**Required action**
The records, repeated exactly and in full, are the expected answer.

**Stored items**
+++++

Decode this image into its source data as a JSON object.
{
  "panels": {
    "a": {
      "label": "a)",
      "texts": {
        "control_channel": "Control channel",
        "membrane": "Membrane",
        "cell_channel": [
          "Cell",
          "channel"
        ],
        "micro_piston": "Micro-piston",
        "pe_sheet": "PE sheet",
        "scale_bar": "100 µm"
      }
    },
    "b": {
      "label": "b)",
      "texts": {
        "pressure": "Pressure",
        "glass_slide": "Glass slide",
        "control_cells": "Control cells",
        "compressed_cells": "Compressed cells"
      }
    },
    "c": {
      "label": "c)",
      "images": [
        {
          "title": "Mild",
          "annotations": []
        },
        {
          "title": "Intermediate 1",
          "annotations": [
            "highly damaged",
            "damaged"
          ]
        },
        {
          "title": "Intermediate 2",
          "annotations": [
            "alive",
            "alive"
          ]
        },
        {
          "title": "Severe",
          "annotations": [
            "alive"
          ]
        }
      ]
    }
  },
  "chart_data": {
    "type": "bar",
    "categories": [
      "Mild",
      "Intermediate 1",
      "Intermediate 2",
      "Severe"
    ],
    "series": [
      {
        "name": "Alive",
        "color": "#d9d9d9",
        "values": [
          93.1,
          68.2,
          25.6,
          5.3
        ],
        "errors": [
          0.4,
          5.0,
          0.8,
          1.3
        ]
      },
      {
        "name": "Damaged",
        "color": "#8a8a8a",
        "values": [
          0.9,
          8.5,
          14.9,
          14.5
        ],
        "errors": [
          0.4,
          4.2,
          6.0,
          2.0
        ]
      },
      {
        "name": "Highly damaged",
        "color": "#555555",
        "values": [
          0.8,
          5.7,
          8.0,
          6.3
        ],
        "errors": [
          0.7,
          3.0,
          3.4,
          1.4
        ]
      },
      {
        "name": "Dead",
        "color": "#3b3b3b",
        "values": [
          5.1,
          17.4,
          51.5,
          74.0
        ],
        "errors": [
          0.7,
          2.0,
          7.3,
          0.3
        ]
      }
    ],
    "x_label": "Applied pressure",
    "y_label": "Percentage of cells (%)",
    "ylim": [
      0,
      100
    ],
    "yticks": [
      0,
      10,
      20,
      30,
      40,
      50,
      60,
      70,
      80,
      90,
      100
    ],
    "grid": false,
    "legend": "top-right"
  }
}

+++++

**Final answer**
Decode this image into its source data as a JSON object.
{
  "panels": {
    "a": {
      "label": "a)",
      "texts": {
        "control_channel": "Control channel",
        "membrane": "Membrane",
        "cell_channel": [
          "Cell",
          "channel"
        ],
        "micro_piston": "Micro-piston",
        "pe_sheet": "PE sheet",
        "scale_bar": "100 µm"
      }
    },
    "b": {
      "label": "b)",
      "texts": {
        "pressure": "Pressure",
        "glass_slide": "Glass slide",
        "control_cells": "Control cells",
        "compressed_cells": "Compressed cells"
      }
    },
    "c": {
      "label": "c)",
      "images": [
        {
          "title": "Mild",
          "annotations": []
        },
        {
          "title": "Intermediate 1",
          "annotations": [
            "highly damaged",
            "damaged"
          ]
        },
        {
          "title": "Intermediate 2",
          "annotations": [
            "alive",
            "alive"
          ]
        },
        {
          "title": "Severe",
          "annotations": [
            "alive"
          ]
        }
      ]
    }
  },
  "chart_data": {
    "type": "bar",
    "categories": [
      "Mild",
      "Intermediate 1",
      "Intermediate 2",
      "Severe"
    ],
    "series": [
      {
        "name": "Alive",
        "color": "#d9d9d9",
        "values": [
          93.1,
          68.2,
          25.6,
          5.3
        ],
        "errors": [
          0.4,
          5.0,
          0.8,
          1.3
        ]
      },
      {
        "name": "Damaged",
        "color": "#8a8a8a",
        "values": [
          0.9,
          8.5,
          14.9,
          14.5
        ],
        "errors": [
          0.4,
          4.2,
          6.0,
          2.0
        ]
      },
      {
        "name": "Highly damaged",
        "color": "#555555",
        "values": [
          0.8,
          5.7,
          8.0,
          6.3
        ],
        "errors": [
          0.7,
          3.0,
          3.4,
          1.4
        ]
      },
      {
        "name": "Dead",
        "color": "#3b3b3b",
        "values": [
          5.1,
          17.4,
          51.5,
          74.0
        ],
        "errors": [
          0.7,
          2.0,
          7.3,
          0.3
        ]
      }
    ],
    "x_label": "Applied pressure",
    "y_label": "Percentage of cells (%)",
    "ylim": [
      0,
      100
    ],
    "yticks": [
      0,
      10,
      20,
      30,
      40,
      50,
      60,
      70,
      80,
      90,
      100
    ],
    "grid": false,
    "legend": "top-right"
  }
}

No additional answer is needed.